## Document segment
══════════════════════════════

A review of technologies for rapid detection of bacteria in recreational waters

Abstract

Monitoring of recreational beaches for fecal indicator bacteria is currently performed using culture-based technology that can require more than a day for laboratory analysis, during which time swimmers are at risk. Here we review new methods that have the potential to reduce the measurement period to less than an hour. These methods generally involve two steps. The first is target capture, in which the microbial group of interest (or some molecular/chemical/or biochemical signature of the group) is removed, tagged or amplified to differentiate it from the remaining material in the sample. We discuss three classes of capture methods: 1) Surface and whole-cell recognition methods, including immunoassay techniques and molecule-specific probes; 2) Nucleic acid methods, including polymerase chain reaction (PCR), quantitative PCR (Q-PCR), nucleic acid sequence based amplification (NASBA) and microarrays; and 3) Enzyme/substrate methods utilizing chromogenic or fluorogenic substrates. The second step is detection, in which optical, electrochemical or piezoelectric technologies are used to quantify the captured, tagged or amplified material. The biggest technological hurdle for all of these methods is sensitivity, as EPA's recommended bathing water standard is less than one cell per ml and most detection technologies measure sample volumes less than 1 ml. This challenge is being overcome through addition of preconcentration or enrichment steps, which have the potential to boost sensitivity without the need to develop new detector technology. The second hurdle is demonstrating a relationship to health risk, since most new methods are based on measuring cell structure without assessing viability and may not relate to current water quality standards that were developed in epidemiology studies using culture-based methods. Enzyme/substrate methods may be the first rapid methods adopted because they are based on the same capture technology as currently-approved EPA methods and their relationship to health risk can be established by demonstrating equivalency to existing procedures. Demonstration of equivalency may also be possible for some surface and whole-cell recognition methods that capture bacteria in a potentially viable state. Nucleic acid technologies are the most versatile, but measure nonviable structure and will require inclusion in epidemiological studies to link their measurement with health risk.

══════════════════════════════

## Goal of the exercise
Please state what the abstract on rapid bacteria detection names as the biggest technological hurdle for all of the methods it reviews. The rows that come next have nothing to do with the abstract.

══════════════════════════════

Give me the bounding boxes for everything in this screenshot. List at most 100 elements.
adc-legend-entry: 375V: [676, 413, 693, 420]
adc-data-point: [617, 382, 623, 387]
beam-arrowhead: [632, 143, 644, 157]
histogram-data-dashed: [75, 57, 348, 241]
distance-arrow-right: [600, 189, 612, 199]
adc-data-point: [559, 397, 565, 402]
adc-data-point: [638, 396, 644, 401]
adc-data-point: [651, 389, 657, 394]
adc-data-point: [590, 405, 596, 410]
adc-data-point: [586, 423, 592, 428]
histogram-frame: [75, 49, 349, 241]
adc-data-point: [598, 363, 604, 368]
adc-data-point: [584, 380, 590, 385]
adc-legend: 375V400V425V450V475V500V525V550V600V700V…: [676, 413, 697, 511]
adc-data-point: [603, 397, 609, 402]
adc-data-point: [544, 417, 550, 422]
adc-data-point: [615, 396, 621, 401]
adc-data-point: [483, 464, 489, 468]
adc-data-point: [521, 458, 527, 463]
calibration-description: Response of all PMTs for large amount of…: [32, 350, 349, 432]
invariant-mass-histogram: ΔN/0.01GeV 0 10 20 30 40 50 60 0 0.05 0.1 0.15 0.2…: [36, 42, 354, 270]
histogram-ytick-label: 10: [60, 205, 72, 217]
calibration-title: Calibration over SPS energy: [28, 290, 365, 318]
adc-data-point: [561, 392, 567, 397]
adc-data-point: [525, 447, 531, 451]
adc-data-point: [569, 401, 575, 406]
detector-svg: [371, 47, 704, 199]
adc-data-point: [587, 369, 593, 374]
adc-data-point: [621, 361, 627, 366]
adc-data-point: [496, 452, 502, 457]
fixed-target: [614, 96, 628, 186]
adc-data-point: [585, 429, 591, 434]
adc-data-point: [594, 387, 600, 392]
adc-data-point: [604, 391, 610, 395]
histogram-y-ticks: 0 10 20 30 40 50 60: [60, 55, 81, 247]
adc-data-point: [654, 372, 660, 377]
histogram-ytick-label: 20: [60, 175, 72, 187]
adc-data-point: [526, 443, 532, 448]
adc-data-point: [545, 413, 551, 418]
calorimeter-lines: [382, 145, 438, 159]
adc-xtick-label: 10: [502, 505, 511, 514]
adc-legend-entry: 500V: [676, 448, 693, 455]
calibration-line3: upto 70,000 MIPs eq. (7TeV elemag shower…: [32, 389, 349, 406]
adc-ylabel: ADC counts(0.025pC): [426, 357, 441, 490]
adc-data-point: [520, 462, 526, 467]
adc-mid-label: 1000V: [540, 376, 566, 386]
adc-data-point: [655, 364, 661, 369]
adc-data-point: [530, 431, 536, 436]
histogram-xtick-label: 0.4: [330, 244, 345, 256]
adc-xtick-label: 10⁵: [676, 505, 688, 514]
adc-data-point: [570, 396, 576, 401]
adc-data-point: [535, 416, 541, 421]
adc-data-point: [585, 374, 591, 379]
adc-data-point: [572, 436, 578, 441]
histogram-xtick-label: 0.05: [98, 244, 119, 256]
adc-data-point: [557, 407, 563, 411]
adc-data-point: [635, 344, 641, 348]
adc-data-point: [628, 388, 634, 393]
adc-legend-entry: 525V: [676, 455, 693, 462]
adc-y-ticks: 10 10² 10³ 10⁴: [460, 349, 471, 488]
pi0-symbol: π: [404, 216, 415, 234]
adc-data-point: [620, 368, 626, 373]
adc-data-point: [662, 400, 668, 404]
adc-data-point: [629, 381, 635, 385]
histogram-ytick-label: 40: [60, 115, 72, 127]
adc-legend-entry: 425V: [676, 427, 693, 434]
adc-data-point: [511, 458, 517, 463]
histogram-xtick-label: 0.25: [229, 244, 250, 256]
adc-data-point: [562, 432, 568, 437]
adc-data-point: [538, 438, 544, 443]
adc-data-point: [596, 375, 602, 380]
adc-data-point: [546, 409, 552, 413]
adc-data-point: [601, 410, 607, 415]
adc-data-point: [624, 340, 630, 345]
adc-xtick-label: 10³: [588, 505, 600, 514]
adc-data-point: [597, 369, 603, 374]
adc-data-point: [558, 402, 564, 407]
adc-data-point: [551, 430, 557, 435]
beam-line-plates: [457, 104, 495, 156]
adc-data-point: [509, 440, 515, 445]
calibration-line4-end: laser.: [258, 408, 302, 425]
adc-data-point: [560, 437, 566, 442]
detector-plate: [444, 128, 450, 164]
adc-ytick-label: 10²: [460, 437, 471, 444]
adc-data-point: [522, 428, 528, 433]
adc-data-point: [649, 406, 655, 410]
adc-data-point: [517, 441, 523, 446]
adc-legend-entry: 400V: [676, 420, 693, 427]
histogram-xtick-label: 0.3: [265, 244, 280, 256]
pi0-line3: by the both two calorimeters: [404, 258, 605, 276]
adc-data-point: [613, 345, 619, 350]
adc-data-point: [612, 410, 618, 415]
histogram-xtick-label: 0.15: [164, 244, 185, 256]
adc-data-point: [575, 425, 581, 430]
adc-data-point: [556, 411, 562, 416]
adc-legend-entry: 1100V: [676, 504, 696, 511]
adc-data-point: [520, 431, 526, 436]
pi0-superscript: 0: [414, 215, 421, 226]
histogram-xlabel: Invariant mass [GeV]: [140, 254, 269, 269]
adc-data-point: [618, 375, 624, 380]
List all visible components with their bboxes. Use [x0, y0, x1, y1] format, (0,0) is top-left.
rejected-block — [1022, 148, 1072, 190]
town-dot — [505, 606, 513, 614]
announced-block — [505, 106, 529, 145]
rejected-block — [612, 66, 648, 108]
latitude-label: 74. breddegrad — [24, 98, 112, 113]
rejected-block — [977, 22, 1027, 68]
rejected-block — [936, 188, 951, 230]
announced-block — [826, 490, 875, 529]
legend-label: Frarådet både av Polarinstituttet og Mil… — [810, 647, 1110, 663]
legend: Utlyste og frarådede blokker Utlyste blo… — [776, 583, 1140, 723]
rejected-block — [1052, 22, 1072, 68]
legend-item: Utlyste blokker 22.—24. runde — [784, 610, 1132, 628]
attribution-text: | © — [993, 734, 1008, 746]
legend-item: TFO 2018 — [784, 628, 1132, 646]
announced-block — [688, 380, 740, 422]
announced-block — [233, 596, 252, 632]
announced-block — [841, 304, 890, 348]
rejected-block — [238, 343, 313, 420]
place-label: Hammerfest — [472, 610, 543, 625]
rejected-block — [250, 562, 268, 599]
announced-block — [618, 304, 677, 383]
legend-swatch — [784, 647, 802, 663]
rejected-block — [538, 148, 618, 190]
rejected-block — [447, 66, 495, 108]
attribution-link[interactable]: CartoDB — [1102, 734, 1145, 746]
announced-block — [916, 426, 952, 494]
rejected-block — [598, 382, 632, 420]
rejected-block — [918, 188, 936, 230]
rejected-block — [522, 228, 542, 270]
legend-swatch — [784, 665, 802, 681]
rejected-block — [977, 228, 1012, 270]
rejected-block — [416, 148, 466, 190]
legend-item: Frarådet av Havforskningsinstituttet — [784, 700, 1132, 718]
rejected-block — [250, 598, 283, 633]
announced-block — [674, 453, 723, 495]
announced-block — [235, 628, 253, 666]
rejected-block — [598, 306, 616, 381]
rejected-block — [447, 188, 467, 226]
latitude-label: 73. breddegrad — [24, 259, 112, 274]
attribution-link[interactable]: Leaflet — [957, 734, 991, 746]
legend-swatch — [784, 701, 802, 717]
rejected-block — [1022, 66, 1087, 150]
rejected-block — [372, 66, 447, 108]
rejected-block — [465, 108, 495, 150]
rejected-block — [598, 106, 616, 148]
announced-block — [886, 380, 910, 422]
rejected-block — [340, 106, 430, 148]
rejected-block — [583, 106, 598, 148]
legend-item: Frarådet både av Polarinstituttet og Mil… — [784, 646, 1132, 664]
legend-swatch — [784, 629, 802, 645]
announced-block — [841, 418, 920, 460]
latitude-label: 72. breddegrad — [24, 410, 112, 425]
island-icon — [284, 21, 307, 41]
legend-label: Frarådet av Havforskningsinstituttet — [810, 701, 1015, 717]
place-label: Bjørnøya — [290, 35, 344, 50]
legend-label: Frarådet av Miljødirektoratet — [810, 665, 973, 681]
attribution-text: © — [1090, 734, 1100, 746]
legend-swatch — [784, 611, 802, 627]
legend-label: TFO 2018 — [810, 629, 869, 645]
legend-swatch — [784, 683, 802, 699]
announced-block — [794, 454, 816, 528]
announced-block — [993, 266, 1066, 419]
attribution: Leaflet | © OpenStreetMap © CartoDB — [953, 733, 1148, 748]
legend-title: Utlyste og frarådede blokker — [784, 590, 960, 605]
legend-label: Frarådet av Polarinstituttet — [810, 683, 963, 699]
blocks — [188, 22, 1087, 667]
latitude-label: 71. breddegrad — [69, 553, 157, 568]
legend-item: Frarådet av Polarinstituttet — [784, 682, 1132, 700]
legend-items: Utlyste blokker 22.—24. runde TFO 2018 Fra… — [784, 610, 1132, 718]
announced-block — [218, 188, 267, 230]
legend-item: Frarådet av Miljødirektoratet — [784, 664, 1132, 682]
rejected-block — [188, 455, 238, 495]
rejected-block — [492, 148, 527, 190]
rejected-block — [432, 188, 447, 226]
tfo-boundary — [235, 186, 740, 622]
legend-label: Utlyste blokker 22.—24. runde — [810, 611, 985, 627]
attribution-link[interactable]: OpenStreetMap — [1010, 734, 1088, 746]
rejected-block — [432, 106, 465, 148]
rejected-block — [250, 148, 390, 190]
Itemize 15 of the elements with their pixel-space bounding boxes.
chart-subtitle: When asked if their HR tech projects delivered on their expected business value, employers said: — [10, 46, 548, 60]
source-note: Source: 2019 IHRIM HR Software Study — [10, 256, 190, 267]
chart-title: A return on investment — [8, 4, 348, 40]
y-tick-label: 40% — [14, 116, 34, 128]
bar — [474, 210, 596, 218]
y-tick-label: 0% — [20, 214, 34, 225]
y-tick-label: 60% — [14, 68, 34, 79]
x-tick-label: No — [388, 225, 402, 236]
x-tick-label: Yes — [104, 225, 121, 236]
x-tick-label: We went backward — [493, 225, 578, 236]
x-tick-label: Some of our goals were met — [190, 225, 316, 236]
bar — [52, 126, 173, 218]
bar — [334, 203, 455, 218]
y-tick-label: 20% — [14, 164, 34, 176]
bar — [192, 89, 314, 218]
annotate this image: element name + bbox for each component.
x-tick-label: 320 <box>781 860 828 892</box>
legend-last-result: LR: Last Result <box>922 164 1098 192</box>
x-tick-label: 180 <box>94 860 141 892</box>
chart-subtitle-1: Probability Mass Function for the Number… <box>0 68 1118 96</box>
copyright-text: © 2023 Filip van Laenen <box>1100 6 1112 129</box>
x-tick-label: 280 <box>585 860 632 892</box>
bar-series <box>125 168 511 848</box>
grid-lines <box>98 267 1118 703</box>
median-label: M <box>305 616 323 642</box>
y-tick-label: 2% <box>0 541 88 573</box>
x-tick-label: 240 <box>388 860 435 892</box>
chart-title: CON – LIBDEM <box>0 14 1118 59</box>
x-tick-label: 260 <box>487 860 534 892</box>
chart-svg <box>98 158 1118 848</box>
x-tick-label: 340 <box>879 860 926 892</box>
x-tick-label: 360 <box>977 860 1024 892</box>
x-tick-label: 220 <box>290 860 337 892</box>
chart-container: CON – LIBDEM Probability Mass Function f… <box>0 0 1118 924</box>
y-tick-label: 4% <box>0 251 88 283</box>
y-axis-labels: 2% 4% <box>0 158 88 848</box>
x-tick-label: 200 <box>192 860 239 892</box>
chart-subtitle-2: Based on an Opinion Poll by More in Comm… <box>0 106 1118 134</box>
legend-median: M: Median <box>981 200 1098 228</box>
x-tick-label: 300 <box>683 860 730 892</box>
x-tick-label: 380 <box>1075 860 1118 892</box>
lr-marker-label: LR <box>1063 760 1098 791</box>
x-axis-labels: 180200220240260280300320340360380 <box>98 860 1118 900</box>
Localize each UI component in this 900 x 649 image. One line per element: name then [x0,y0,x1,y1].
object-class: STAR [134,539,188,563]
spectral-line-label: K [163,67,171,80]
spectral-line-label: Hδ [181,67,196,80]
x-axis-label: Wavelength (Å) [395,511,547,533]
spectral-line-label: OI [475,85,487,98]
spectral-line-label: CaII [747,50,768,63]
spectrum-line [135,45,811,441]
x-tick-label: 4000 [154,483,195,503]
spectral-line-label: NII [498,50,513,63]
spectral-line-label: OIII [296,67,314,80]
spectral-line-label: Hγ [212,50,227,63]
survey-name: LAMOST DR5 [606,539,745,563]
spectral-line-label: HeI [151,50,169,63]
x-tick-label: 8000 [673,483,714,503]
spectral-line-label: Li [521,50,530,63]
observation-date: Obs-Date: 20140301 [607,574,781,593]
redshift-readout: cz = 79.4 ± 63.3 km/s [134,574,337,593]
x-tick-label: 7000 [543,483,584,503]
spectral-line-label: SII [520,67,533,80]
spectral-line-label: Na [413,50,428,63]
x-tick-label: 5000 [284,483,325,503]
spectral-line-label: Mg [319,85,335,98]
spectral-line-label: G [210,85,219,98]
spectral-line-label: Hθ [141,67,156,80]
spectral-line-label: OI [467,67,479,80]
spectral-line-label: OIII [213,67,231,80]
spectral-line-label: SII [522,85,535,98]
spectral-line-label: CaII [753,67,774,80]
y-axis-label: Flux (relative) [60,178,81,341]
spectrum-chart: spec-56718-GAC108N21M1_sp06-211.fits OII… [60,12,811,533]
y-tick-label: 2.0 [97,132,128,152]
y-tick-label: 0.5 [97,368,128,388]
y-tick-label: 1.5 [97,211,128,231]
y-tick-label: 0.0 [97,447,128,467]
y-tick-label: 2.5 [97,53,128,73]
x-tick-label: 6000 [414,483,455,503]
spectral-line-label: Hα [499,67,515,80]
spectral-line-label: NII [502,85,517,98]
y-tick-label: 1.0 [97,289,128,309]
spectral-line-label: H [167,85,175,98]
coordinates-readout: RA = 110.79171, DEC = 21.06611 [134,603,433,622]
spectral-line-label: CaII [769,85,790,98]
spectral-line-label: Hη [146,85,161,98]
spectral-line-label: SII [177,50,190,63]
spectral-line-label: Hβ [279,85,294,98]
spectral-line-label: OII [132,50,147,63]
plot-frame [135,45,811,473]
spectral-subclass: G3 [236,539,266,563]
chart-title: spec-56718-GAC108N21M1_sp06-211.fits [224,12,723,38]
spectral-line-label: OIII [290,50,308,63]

══════════════════════════════

## Expected answer
Sensitivity.